▸ **Goal of the exercise**
Convert each line of the data below into a numbered list, leaving out any blank lines.

▸ **Records supplied**

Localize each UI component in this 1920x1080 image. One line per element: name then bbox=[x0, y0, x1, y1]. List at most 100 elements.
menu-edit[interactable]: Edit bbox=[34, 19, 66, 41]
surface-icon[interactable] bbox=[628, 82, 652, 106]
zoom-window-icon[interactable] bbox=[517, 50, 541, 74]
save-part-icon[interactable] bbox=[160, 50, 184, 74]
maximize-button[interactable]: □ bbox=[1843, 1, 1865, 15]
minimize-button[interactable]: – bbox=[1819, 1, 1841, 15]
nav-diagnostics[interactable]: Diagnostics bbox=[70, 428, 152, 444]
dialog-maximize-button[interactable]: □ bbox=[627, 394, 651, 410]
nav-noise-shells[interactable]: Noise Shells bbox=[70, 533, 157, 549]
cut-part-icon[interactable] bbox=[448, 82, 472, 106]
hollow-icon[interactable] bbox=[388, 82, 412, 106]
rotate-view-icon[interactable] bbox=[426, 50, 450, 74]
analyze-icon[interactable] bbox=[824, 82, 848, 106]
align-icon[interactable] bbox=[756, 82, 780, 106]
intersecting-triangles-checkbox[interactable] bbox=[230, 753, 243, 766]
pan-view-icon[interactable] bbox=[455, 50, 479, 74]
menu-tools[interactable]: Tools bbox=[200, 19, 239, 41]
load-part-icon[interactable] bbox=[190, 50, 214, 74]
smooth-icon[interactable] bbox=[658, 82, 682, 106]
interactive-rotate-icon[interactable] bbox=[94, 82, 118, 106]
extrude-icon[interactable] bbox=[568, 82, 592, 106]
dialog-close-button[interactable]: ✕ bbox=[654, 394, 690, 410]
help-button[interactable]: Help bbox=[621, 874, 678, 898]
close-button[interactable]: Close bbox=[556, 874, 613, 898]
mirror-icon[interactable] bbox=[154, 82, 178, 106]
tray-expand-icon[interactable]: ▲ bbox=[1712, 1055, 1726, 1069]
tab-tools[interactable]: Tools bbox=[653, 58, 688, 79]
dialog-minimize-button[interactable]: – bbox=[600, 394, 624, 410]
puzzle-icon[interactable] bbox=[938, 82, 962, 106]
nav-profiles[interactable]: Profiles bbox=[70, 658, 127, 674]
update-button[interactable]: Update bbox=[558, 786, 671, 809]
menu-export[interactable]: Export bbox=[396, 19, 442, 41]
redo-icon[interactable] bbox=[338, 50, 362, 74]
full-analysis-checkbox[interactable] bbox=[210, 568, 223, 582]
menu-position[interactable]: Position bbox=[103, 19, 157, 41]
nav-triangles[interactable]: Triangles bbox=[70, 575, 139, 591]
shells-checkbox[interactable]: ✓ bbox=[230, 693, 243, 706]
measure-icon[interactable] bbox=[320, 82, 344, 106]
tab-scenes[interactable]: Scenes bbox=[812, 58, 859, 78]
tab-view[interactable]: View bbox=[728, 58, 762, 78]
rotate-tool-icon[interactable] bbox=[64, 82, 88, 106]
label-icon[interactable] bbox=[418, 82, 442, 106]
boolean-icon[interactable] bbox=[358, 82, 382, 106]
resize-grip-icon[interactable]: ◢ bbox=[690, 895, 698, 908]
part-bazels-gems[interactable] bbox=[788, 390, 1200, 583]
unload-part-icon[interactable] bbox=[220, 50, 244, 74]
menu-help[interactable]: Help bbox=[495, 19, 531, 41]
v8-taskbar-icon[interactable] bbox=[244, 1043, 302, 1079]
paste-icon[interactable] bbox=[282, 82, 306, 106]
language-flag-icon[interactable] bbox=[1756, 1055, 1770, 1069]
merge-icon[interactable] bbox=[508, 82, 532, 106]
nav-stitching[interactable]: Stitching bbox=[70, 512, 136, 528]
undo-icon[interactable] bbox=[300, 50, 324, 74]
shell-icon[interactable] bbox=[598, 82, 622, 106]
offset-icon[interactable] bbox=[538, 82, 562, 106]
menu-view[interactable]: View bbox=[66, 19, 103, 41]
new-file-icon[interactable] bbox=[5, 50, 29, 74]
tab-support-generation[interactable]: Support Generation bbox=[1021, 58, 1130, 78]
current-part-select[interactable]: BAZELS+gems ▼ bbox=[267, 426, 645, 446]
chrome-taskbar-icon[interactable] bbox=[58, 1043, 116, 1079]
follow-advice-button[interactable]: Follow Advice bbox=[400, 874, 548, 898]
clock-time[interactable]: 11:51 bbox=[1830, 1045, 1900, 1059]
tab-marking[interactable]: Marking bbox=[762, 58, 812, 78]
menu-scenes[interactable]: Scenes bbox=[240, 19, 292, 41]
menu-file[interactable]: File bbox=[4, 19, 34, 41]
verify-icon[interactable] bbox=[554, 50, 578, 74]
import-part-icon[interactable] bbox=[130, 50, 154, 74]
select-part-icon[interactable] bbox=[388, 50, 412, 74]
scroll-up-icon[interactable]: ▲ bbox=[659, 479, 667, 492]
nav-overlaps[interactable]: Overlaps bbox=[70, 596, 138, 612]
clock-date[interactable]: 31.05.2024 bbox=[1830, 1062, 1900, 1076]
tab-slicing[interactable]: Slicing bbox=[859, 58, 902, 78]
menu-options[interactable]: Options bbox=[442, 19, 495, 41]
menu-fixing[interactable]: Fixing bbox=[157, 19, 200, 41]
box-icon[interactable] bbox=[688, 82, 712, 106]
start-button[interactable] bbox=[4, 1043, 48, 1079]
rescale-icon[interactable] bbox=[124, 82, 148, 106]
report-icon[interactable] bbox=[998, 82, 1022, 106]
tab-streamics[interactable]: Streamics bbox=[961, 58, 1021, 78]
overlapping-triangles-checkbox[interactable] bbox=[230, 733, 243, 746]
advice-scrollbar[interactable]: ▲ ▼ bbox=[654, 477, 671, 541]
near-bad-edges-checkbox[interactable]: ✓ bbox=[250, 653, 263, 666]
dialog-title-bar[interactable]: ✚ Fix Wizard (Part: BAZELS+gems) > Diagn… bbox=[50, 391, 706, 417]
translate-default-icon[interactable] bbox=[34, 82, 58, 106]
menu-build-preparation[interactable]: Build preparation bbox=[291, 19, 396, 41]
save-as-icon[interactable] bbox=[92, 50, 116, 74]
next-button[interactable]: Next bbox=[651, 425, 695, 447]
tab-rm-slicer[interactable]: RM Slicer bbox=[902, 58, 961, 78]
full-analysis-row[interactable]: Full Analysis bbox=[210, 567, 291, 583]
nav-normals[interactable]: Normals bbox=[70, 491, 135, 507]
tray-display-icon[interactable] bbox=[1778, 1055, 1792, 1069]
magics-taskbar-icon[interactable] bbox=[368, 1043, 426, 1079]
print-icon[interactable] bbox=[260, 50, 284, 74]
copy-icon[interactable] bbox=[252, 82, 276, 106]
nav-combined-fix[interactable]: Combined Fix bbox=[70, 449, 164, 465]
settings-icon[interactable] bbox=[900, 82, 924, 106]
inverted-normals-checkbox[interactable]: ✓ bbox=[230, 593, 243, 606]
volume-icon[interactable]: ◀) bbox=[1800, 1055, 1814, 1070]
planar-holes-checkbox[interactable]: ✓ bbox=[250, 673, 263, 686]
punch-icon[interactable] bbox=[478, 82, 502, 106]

▸ **Task response**
1. Localize each UI component in this 1920x1080 image. One line per element: name then bbox=[x0, y0, x1, y1]. List at most 100 elements.
2. menu-edit[interactable]: Edit bbox=[34, 19, 66, 41]
3. surface-icon[interactable] bbox=[628, 82, 652, 106]
4. zoom-window-icon[interactable] bbox=[517, 50, 541, 74]
5. save-part-icon[interactable] bbox=[160, 50, 184, 74]
6. maximize-button[interactable]: □ bbox=[1843, 1, 1865, 15]
7. minimize-button[interactable]: – bbox=[1819, 1, 1841, 15]
8. nav-diagnostics[interactable]: Diagnostics bbox=[70, 428, 152, 444]
9. dialog-maximize-button[interactable]: □ bbox=[627, 394, 651, 410]
10. nav-noise-shells[interactable]: Noise Shells bbox=[70, 533, 157, 549]
11. cut-part-icon[interactable] bbox=[448, 82, 472, 106]
12. hollow-icon[interactable] bbox=[388, 82, 412, 106]
13. rotate-view-icon[interactable] bbox=[426, 50, 450, 74]
14. analyze-icon[interactable] bbox=[824, 82, 848, 106]
15. align-icon[interactable] bbox=[756, 82, 780, 106]
16. intersecting-triangles-checkbox[interactable] bbox=[230, 753, 243, 766]
17. pan-view-icon[interactable] bbox=[455, 50, 479, 74]
18. menu-tools[interactable]: Tools bbox=[200, 19, 239, 41]
19. load-part-icon[interactable] bbox=[190, 50, 214, 74]
20. smooth-icon[interactable] bbox=[658, 82, 682, 106]
21. interactive-rotate-icon[interactable] bbox=[94, 82, 118, 106]
22. extrude-icon[interactable] bbox=[568, 82, 592, 106]
23. dialog-close-button[interactable]: ✕ bbox=[654, 394, 690, 410]
24. help-button[interactable]: Help bbox=[621, 874, 678, 898]
25. close-button[interactable]: Close bbox=[556, 874, 613, 898]
26. mirror-icon[interactable] bbox=[154, 82, 178, 106]
27. tray-expand-icon[interactable]: ▲ bbox=[1712, 1055, 1726, 1069]
28. tab-tools[interactable]: Tools bbox=[653, 58, 688, 79]
29. dialog-minimize-button[interactable]: – bbox=[600, 394, 624, 410]
30. puzzle-icon[interactable] bbox=[938, 82, 962, 106]
31. nav-profiles[interactable]: Profiles bbox=[70, 658, 127, 674]
32. update-button[interactable]: Update bbox=[558, 786, 671, 809]
33. menu-export[interactable]: Export bbox=[396, 19, 442, 41]
34. redo-icon[interactable] bbox=[338, 50, 362, 74]
35. full-analysis-checkbox[interactable] bbox=[210, 568, 223, 582]
36. menu-position[interactable]: Position bbox=[103, 19, 157, 41]
37. nav-triangles[interactable]: Triangles bbox=[70, 575, 139, 591]
38. shells-checkbox[interactable]: ✓ bbox=[230, 693, 243, 706]
39. measure-icon[interactable] bbox=[320, 82, 344, 106]
40. tab-scenes[interactable]: Scenes bbox=[812, 58, 859, 78]
41. tab-view[interactable]: View bbox=[728, 58, 762, 78]
42. rotate-tool-icon[interactable] bbox=[64, 82, 88, 106]
43. label-icon[interactable] bbox=[418, 82, 442, 106]
44. boolean-icon[interactable] bbox=[358, 82, 382, 106]
45. resize-grip-icon[interactable]: ◢ bbox=[690, 895, 698, 908]
46. part-bazels-gems[interactable] bbox=[788, 390, 1200, 583]
47. unload-part-icon[interactable] bbox=[220, 50, 244, 74]
48. menu-help[interactable]: Help bbox=[495, 19, 531, 41]
49. v8-taskbar-icon[interactable] bbox=[244, 1043, 302, 1079]
50. paste-icon[interactable] bbox=[282, 82, 306, 106]
51. language-flag-icon[interactable] bbox=[1756, 1055, 1770, 1069]
52. merge-icon[interactable] bbox=[508, 82, 532, 106]
53. nav-stitching[interactable]: Stitching bbox=[70, 512, 136, 528]
54. undo-icon[interactable] bbox=[300, 50, 324, 74]
55. shell-icon[interactable] bbox=[598, 82, 622, 106]
56. offset-icon[interactable] bbox=[538, 82, 562, 106]
57. menu-view[interactable]: View bbox=[66, 19, 103, 41]
58. new-file-icon[interactable] bbox=[5, 50, 29, 74]
59. tab-support-generation[interactable]: Support Generation bbox=[1021, 58, 1130, 78]
60. current-part-select[interactable]: BAZELS+gems ▼ bbox=[267, 426, 645, 446]
61. chrome-taskbar-icon[interactable] bbox=[58, 1043, 116, 1079]
62. follow-advice-button[interactable]: Follow Advice bbox=[400, 874, 548, 898]
63. clock-time[interactable]: 11:51 bbox=[1830, 1045, 1900, 1059]
64. tab-marking[interactable]: Marking bbox=[762, 58, 812, 78]
65. menu-scenes[interactable]: Scenes bbox=[240, 19, 292, 41]
66. menu-file[interactable]: File bbox=[4, 19, 34, 41]
67. verify-icon[interactable] bbox=[554, 50, 578, 74]
68. import-part-icon[interactable] bbox=[130, 50, 154, 74]
69. select-part-icon[interactable] bbox=[388, 50, 412, 74]
70. scroll-up-icon[interactable]: ▲ bbox=[659, 479, 667, 492]
71. nav-overlaps[interactable]: Overlaps bbox=[70, 596, 138, 612]
72. clock-date[interactable]: 31.05.2024 bbox=[1830, 1062, 1900, 1076]
73. tab-slicing[interactable]: Slicing bbox=[859, 58, 902, 78]
74. menu-options[interactable]: Options bbox=[442, 19, 495, 41]
75. menu-fixing[interactable]: Fixing bbox=[157, 19, 200, 41]
76. box-icon[interactable] bbox=[688, 82, 712, 106]
77. start-button[interactable] bbox=[4, 1043, 48, 1079]
78. rescale-icon[interactable] bbox=[124, 82, 148, 106]
79. report-icon[interactable] bbox=[998, 82, 1022, 106]
80. tab-streamics[interactable]: Streamics bbox=[961, 58, 1021, 78]
81. overlapping-triangles-checkbox[interactable] bbox=[230, 733, 243, 746]
82. advice-scrollbar[interactable]: ▲ ▼ bbox=[654, 477, 671, 541]
83. near-bad-edges-checkbox[interactable]: ✓ bbox=[250, 653, 263, 666]
84. dialog-title-bar[interactable]: ✚ Fix Wizard (Part: BAZELS+gems) > Diagn… bbox=[50, 391, 706, 417]
85. translate-default-icon[interactable] bbox=[34, 82, 58, 106]
86. menu-build-preparation[interactable]: Build preparation bbox=[291, 19, 396, 41]
87. save-as-icon[interactable] bbox=[92, 50, 116, 74]
88. next-button[interactable]: Next bbox=[651, 425, 695, 447]
89. tab-rm-slicer[interactable]: RM Slicer bbox=[902, 58, 961, 78]
90. full-analysis-row[interactable]: Full Analysis bbox=[210, 567, 291, 583]
91. nav-normals[interactable]: Normals bbox=[70, 491, 135, 507]
92. tray-display-icon[interactable] bbox=[1778, 1055, 1792, 1069]
93. magics-taskbar-icon[interactable] bbox=[368, 1043, 426, 1079]
94. print-icon[interactable] bbox=[260, 50, 284, 74]
95. copy-icon[interactable] bbox=[252, 82, 276, 106]
96. nav-combined-fix[interactable]: Combined Fix bbox=[70, 449, 164, 465]
97. settings-icon[interactable] bbox=[900, 82, 924, 106]
98. inverted-normals-checkbox[interactable]: ✓ bbox=[230, 593, 243, 606]
99. volume-icon[interactable]: ◀) bbox=[1800, 1055, 1814, 1070]
100. planar-holes-checkbox[interactable]: ✓ bbox=[250, 673, 263, 686]
101. punch-icon[interactable] bbox=[478, 82, 502, 106]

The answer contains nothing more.